* Start Working data *

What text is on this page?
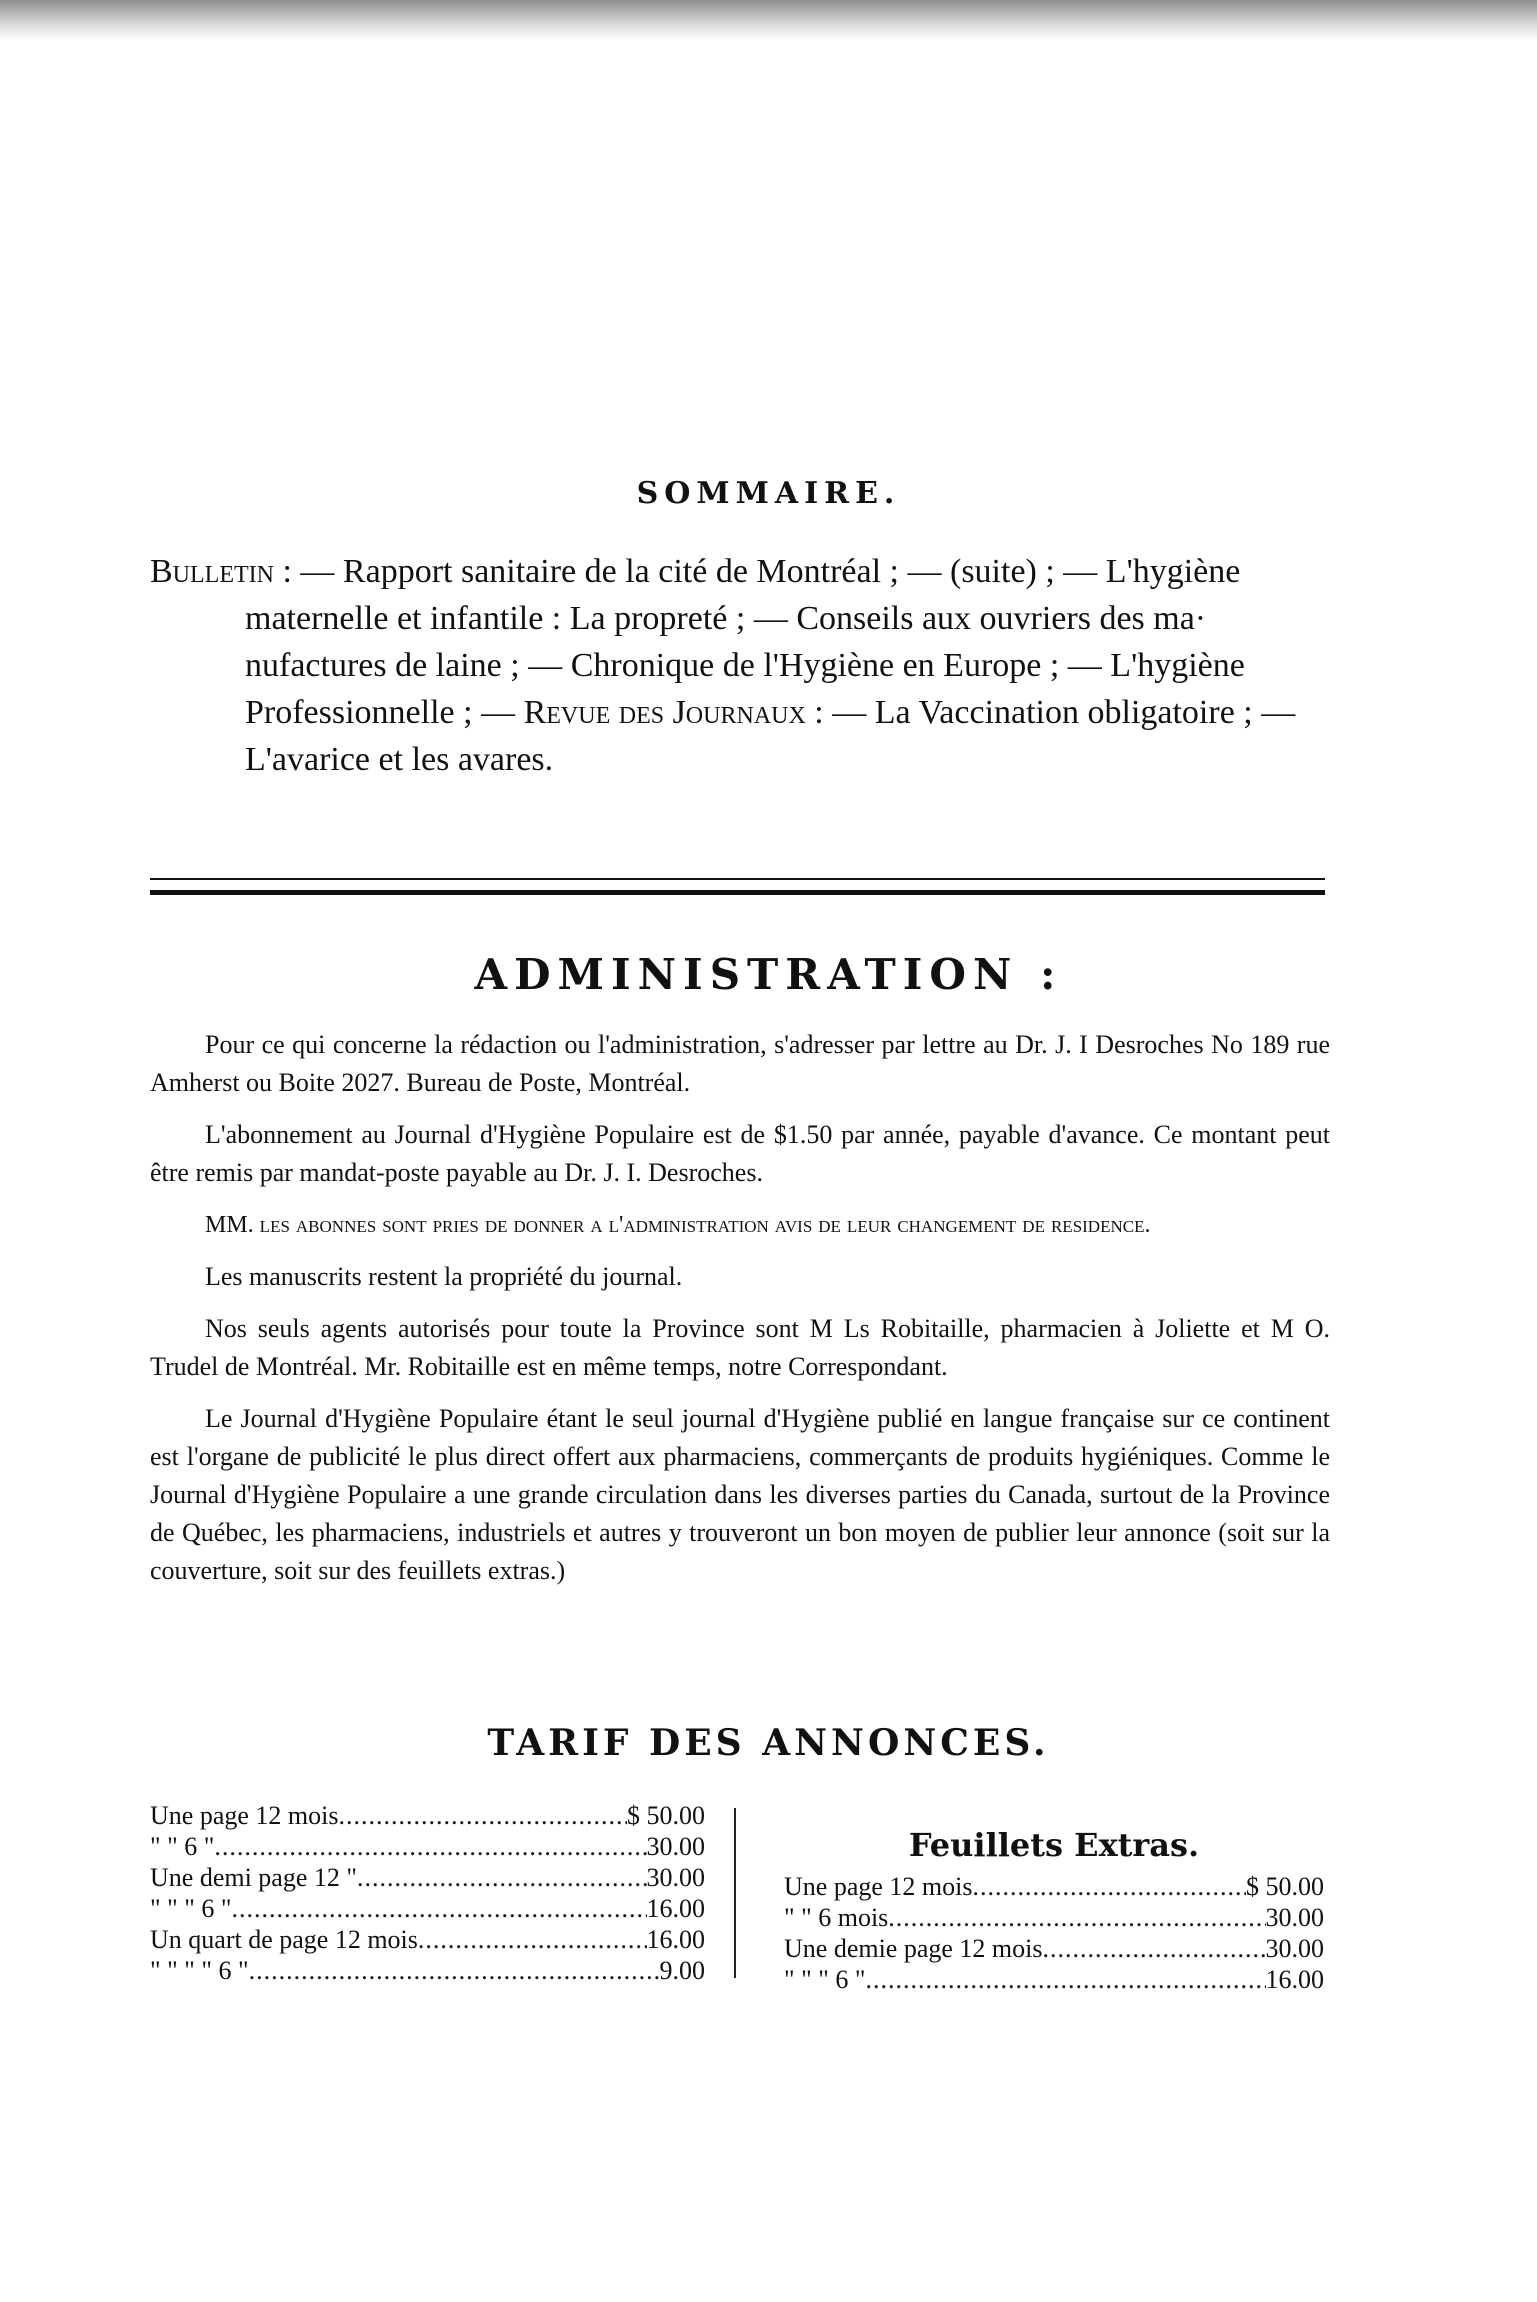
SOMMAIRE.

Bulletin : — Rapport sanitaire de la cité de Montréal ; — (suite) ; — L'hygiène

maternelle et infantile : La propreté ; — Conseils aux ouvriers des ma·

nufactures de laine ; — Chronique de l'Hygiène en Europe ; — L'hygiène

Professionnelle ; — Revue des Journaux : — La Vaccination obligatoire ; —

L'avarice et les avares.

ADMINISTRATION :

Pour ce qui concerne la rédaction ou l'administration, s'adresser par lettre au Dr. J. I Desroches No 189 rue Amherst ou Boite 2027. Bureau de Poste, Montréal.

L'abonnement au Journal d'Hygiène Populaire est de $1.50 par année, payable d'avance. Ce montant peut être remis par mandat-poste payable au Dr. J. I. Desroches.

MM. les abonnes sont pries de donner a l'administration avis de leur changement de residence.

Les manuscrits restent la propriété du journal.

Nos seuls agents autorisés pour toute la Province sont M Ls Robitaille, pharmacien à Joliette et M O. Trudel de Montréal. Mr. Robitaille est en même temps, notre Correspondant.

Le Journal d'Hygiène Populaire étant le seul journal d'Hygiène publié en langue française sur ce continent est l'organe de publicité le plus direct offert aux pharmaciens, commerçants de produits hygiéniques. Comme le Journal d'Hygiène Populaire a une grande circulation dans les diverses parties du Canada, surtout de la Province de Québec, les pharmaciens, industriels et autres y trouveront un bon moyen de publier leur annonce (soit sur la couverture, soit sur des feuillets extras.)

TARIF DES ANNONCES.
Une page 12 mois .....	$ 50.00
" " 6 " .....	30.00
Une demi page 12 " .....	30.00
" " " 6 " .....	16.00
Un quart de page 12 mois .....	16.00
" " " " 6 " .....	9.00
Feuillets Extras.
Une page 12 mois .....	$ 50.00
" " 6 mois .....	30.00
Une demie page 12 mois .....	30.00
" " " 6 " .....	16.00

* End Working data *
* Start Working data *

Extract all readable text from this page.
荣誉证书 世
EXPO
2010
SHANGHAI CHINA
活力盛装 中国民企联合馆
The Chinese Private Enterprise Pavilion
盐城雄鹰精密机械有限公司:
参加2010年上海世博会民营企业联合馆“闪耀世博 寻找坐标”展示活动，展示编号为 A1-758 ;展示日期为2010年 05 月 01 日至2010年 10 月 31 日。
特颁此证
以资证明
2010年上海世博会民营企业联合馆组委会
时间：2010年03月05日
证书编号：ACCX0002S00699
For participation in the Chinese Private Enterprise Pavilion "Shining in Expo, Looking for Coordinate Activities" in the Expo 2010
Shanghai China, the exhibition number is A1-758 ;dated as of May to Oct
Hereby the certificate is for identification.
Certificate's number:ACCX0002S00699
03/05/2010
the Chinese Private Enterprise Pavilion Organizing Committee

* End Working data *

▸ **The task**: Determine how many lines above contain "sont" as a word or string. Give the number alone.

▸ **Full solution**: 2